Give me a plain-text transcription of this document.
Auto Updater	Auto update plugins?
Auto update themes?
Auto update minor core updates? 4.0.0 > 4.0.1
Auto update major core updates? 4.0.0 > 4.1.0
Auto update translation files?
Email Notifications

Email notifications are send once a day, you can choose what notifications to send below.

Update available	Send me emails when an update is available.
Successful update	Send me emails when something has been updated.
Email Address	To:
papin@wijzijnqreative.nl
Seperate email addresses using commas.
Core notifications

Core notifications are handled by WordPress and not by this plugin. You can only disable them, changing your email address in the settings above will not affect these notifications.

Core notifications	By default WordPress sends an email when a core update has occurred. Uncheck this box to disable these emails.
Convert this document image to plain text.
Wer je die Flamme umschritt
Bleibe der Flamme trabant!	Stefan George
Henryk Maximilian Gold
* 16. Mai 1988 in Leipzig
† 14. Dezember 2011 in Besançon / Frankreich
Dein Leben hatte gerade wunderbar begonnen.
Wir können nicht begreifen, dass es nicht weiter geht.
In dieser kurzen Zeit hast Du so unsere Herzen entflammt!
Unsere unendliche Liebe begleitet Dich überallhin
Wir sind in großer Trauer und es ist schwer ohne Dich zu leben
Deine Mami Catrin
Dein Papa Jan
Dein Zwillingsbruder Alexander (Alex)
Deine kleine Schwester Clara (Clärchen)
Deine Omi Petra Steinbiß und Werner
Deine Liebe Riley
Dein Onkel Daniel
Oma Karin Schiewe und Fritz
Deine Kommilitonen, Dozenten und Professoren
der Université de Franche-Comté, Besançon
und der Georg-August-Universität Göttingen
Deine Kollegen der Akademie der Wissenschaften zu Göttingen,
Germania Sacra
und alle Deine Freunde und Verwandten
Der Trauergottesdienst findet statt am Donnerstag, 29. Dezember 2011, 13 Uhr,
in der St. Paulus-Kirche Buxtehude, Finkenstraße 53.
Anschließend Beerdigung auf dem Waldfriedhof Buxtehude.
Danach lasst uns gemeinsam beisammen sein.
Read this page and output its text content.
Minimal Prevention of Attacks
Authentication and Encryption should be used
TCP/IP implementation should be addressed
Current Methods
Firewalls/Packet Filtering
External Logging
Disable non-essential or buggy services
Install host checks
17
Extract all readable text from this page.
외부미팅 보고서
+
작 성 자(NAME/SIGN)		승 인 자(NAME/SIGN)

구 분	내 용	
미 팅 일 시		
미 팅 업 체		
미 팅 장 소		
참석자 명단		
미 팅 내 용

Goal: Give back exactly the lines that run from the line with "Extract all readable text from this page." through the close of the material, counting both ends, and nothing more.

Finished task:
Extract all readable text from this page.
외부미팅 보고서
+
작 성 자(NAME/SIGN)		승 인 자(NAME/SIGN)

구 분	내 용	
미 팅 일 시		
미 팅 업 체		
미 팅 장 소		
참석자 명단		
미 팅 내 용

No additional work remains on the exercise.